- [DATA SUPPLIED]:
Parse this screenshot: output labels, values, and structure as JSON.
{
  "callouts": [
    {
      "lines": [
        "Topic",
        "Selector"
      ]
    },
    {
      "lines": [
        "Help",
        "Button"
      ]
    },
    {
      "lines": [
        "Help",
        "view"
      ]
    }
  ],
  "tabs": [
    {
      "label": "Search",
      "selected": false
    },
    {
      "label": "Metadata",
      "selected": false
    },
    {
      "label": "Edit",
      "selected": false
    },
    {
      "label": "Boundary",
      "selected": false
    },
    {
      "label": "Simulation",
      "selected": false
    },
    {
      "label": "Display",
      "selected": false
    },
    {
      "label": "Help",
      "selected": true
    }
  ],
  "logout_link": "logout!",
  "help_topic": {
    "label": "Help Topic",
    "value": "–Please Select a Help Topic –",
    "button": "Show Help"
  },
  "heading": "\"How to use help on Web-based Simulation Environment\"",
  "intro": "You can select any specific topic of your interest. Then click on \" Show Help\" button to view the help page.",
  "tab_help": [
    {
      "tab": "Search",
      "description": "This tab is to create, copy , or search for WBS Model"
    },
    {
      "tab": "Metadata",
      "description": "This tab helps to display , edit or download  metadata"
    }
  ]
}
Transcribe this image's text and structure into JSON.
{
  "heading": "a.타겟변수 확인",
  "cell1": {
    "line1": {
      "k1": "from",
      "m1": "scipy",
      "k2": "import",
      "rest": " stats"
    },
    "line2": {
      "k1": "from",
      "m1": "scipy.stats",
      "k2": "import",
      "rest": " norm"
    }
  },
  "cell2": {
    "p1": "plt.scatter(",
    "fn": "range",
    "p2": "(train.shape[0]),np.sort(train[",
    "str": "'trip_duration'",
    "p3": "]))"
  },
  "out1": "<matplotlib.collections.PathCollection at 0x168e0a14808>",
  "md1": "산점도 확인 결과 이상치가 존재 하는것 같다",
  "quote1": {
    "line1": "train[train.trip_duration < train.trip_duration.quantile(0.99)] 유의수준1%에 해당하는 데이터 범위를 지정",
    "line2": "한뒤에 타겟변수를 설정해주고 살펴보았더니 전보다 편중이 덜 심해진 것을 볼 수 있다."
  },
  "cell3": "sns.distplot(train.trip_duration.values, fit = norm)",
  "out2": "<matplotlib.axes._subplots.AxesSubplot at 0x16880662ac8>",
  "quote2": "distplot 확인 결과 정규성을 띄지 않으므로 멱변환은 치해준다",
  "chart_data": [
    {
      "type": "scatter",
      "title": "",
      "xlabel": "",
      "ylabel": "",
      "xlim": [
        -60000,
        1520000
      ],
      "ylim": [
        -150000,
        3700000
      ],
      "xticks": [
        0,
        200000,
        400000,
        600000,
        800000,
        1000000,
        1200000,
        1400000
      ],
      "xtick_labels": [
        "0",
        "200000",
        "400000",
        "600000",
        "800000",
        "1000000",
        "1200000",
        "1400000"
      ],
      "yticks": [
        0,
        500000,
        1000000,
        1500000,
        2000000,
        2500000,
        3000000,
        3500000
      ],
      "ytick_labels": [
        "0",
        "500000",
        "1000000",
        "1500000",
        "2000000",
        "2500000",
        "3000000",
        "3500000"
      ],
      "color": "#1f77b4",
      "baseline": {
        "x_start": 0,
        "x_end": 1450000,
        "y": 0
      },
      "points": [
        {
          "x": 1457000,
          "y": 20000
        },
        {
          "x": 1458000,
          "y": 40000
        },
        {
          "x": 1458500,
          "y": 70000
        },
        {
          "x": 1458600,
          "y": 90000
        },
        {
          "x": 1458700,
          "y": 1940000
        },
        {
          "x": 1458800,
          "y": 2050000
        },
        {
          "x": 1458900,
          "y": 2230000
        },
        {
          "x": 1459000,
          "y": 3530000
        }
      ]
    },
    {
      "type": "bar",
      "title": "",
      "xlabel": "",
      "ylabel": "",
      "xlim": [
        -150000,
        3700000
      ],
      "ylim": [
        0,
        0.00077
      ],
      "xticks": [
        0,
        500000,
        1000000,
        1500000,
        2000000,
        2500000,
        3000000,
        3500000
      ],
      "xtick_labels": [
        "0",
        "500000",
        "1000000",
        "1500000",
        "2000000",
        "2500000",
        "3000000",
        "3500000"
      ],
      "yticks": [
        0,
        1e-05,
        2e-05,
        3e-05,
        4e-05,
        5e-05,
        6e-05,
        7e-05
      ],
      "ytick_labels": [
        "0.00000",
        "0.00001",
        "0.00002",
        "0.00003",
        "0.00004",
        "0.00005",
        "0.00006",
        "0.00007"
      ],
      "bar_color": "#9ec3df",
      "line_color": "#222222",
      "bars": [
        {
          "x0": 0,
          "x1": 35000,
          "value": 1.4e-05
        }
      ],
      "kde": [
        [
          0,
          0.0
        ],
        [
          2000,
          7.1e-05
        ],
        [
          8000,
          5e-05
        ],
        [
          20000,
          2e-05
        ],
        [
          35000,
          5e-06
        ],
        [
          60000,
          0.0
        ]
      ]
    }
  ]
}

- [WHAT YOU ARE ASKED TO DO]: Locate the word "distplot" in the data above. Copy every line carrying it.

- [ANSWER TO THE PROBLEM]:
  "cell3": "sns.distplot(train.trip_duration.values, fit = norm)",
  "quote2": "distplot 확인 결과 정규성을 띄지 않으므로 멱변환은 치해준다",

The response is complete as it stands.